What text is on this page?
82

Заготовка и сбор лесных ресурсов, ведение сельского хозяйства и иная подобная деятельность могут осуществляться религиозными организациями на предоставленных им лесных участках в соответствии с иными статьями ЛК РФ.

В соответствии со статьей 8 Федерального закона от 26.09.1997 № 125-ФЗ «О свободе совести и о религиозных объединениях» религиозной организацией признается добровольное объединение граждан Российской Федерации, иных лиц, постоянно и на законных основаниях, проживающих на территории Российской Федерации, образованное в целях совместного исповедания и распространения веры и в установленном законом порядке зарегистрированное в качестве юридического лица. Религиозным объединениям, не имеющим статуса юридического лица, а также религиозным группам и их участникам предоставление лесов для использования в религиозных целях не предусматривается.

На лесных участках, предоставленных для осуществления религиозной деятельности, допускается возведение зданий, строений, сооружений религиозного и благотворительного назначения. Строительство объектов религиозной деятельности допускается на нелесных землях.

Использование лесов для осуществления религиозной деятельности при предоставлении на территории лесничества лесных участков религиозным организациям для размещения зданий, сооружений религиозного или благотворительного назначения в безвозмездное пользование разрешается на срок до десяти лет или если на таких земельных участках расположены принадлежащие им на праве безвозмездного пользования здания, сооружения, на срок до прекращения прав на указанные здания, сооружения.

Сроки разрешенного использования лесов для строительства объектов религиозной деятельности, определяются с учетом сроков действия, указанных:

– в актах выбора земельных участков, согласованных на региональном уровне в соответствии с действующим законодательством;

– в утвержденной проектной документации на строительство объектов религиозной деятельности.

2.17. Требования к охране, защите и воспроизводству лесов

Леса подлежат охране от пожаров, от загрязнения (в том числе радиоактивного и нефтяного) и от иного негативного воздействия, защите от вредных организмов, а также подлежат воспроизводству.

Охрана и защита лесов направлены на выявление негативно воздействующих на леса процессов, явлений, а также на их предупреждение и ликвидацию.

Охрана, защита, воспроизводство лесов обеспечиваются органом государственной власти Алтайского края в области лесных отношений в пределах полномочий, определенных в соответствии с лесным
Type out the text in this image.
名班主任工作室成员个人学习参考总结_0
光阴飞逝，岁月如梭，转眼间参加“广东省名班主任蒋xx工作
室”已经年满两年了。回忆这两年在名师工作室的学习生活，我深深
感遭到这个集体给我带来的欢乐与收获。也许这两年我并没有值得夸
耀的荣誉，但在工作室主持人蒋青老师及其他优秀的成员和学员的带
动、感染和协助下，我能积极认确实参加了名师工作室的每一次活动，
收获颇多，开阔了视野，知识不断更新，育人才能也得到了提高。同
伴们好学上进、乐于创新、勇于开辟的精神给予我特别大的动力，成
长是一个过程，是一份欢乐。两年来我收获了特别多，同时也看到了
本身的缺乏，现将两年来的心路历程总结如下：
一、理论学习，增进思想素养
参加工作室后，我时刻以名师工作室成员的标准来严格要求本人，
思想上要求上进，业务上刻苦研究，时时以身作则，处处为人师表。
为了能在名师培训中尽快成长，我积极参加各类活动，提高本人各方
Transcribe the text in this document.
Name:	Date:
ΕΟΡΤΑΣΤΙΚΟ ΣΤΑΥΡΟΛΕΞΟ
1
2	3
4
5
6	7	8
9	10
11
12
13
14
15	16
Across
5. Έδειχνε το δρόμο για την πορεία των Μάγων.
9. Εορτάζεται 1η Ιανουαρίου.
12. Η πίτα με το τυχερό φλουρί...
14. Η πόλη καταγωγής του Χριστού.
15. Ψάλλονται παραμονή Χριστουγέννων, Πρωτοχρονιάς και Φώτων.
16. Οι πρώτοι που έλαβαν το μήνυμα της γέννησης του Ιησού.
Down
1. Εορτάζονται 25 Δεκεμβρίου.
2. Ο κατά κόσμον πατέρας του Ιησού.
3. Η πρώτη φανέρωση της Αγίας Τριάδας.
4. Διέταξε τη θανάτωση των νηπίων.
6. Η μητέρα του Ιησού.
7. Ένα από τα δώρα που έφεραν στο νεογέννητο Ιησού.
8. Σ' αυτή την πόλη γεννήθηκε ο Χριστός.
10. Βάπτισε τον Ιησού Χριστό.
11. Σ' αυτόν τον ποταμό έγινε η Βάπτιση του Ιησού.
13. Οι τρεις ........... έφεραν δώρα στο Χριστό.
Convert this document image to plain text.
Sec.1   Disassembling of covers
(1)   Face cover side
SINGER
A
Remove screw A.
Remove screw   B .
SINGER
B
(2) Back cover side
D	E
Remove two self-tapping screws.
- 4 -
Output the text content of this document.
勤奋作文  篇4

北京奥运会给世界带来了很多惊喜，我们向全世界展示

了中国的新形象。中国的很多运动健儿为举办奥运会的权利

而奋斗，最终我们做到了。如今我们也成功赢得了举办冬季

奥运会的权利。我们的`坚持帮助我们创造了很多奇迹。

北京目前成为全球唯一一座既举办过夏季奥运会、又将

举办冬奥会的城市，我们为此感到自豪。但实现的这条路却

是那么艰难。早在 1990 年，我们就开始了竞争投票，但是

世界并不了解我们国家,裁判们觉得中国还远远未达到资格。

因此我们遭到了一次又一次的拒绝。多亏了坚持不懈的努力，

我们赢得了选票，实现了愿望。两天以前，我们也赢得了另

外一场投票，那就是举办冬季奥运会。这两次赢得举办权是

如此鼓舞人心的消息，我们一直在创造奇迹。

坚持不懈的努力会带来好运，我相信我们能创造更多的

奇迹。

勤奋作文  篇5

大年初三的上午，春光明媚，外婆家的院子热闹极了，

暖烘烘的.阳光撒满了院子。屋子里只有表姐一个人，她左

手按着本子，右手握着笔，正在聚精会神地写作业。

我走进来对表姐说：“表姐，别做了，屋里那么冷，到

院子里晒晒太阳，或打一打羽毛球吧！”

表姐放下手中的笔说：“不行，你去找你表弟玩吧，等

◆ ◆ ◆ ◆

* Written task:
Pull every line containing the word "πόλη" out of the entries above.

* Result of this task:
14. Η πόλη καταγωγής του Χριστού.
8. Σ' αυτή την πόλη γεννήθηκε ο Χριστός.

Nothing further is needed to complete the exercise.